■ **Rows from a figure dataset**:
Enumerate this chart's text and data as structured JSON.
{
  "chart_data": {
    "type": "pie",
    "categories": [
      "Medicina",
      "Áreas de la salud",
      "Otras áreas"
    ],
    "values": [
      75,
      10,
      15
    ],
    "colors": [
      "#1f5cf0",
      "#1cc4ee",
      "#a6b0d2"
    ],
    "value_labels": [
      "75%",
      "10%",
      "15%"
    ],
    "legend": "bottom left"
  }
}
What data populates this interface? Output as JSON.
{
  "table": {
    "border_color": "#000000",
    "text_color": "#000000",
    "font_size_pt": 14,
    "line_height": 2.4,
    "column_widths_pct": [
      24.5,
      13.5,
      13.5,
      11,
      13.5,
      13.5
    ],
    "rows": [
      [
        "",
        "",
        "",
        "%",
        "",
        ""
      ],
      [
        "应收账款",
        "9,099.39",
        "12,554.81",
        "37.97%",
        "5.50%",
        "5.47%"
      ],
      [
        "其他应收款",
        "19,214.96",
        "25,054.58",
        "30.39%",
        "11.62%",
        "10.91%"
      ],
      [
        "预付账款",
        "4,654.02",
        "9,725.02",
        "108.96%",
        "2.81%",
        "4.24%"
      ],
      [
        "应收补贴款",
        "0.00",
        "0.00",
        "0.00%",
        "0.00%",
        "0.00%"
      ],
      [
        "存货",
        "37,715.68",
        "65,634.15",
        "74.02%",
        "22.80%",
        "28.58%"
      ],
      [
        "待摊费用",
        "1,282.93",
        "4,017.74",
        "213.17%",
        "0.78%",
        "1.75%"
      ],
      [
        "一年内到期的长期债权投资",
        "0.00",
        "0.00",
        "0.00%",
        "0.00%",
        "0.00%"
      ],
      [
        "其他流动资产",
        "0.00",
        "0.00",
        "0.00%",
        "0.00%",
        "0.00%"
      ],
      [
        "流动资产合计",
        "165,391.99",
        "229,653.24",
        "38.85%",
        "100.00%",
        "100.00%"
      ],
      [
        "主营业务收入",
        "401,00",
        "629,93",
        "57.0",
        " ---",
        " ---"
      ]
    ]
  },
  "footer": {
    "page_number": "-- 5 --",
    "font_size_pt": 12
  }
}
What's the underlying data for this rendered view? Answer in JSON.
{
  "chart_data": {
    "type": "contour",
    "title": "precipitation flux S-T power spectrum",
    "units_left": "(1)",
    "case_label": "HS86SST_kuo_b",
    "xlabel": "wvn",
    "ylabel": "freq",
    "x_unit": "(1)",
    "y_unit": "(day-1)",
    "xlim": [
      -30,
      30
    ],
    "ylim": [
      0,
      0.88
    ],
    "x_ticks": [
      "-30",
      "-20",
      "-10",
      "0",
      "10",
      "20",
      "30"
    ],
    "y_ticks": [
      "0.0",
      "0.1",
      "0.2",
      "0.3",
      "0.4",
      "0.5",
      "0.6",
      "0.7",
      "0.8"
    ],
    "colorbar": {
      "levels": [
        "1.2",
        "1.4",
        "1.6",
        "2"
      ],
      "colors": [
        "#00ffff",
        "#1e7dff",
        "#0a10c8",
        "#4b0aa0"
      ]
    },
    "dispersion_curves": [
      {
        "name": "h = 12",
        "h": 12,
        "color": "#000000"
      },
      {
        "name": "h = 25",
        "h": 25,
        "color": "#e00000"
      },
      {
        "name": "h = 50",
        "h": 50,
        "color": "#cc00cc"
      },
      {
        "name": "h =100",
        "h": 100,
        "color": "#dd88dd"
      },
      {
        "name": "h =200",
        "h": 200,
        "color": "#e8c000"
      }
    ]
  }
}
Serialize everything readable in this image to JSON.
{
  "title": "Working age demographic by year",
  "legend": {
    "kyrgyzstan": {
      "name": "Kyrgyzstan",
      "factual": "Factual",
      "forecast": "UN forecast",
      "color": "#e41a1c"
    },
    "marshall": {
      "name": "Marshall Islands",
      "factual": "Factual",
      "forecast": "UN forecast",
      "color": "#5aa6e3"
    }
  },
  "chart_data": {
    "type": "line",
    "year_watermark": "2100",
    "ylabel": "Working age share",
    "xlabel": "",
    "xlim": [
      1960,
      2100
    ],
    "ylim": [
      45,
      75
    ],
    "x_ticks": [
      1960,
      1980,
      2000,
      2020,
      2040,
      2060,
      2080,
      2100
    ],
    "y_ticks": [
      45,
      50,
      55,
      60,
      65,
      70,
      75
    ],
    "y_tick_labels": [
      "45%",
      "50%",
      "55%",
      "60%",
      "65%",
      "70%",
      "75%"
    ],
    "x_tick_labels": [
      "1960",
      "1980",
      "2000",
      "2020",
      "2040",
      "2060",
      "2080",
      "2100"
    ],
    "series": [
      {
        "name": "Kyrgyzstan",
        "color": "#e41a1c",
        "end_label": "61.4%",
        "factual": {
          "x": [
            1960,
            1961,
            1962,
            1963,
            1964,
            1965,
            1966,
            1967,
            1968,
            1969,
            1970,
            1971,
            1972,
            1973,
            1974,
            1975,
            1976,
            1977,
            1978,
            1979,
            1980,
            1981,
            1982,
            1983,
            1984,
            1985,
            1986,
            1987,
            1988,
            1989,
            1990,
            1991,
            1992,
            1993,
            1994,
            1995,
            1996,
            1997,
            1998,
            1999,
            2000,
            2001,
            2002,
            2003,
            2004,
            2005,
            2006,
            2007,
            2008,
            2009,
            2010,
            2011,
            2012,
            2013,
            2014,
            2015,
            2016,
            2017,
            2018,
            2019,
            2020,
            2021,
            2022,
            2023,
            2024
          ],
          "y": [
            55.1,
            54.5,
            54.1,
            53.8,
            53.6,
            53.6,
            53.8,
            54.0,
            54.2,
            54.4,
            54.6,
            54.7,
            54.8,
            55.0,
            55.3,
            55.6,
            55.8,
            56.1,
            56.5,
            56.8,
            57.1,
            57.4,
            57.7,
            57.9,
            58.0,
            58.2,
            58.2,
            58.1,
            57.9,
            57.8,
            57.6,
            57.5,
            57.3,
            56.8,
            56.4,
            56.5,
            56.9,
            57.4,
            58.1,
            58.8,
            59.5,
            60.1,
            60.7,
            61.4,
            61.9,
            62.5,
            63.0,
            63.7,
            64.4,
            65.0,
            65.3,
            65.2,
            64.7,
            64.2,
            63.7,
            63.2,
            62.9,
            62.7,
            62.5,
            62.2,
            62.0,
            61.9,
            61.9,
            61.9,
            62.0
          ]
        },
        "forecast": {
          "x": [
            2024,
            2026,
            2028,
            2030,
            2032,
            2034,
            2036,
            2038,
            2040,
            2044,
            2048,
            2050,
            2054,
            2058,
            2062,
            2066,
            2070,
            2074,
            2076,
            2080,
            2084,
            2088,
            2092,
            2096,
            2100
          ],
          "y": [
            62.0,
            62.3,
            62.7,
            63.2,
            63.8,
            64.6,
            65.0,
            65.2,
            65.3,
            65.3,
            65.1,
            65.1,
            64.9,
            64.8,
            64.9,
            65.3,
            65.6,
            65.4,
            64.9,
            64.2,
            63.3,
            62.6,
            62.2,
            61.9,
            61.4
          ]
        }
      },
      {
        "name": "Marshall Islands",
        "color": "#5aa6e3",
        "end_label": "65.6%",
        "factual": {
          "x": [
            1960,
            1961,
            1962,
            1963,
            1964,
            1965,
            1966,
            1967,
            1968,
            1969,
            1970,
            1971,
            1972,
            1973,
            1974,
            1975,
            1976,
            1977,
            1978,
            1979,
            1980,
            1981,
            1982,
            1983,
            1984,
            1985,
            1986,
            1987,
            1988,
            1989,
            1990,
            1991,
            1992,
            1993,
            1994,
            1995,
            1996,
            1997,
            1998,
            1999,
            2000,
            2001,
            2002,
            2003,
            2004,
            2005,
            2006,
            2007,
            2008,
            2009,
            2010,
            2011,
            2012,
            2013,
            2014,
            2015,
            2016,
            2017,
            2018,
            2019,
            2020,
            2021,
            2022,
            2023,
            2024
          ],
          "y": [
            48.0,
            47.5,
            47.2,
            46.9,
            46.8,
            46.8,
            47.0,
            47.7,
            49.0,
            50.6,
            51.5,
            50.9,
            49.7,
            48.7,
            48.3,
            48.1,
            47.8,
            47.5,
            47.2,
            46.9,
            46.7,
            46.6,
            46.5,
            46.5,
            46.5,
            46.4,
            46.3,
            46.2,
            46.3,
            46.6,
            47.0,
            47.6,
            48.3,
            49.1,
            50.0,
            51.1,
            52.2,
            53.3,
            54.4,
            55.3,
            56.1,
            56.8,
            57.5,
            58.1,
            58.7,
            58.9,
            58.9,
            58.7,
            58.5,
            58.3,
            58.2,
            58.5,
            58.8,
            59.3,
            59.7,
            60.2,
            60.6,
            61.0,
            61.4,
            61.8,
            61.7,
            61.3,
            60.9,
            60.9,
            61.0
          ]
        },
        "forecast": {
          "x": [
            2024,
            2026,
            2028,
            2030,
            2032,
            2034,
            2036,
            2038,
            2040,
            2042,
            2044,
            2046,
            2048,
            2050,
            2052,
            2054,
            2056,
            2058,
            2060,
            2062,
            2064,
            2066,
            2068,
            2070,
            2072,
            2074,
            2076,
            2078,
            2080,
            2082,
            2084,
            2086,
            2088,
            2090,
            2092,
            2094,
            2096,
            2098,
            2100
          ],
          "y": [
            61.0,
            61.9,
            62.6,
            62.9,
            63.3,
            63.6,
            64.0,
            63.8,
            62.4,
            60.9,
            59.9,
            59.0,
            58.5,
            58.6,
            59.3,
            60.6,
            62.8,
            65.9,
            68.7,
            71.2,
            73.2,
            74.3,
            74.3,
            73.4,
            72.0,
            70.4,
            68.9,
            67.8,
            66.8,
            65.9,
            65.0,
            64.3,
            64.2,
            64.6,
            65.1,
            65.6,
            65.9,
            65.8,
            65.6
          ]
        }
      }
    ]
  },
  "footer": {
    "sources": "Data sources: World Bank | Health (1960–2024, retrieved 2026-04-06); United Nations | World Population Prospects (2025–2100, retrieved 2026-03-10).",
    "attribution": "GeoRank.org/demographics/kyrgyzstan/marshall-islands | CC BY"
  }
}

■ **What the task requires**: Gather every line containing the word "this" and copy it.

■ **Final result**:
Enumerate this chart's text and data as structured JSON.
What data populates this interface? Output as JSON.
What's the underlying data for this rendered view? Answer in JSON.
Serialize everything readable in this image to JSON.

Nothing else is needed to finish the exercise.